**TASK TO CARRY OUT:** Copy the lines holding the word "Differentiated", all of them.
** Start of RECORD EXCERPTS **
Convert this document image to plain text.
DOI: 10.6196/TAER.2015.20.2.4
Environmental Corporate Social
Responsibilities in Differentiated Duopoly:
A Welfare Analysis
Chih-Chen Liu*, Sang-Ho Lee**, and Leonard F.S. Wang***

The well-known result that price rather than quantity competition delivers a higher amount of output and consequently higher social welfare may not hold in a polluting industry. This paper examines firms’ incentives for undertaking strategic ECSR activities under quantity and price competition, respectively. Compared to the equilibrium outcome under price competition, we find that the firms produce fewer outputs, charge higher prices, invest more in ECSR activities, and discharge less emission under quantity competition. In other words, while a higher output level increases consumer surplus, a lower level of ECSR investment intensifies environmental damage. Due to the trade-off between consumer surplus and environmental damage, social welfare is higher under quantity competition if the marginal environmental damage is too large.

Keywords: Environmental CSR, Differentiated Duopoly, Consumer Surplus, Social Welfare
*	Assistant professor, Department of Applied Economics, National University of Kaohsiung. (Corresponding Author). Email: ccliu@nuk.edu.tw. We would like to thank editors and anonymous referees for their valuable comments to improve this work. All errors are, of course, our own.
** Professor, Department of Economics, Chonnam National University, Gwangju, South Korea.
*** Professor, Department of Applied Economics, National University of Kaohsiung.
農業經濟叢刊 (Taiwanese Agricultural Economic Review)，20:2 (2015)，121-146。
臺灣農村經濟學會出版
** End of RECORD EXCERPTS **
**RESPONSE TO THIS EXERCISE:**
Responsibilities in Differentiated Duopoly:
Keywords: Environmental CSR, Differentiated Duopoly, Consumer Surplus, Social Welfare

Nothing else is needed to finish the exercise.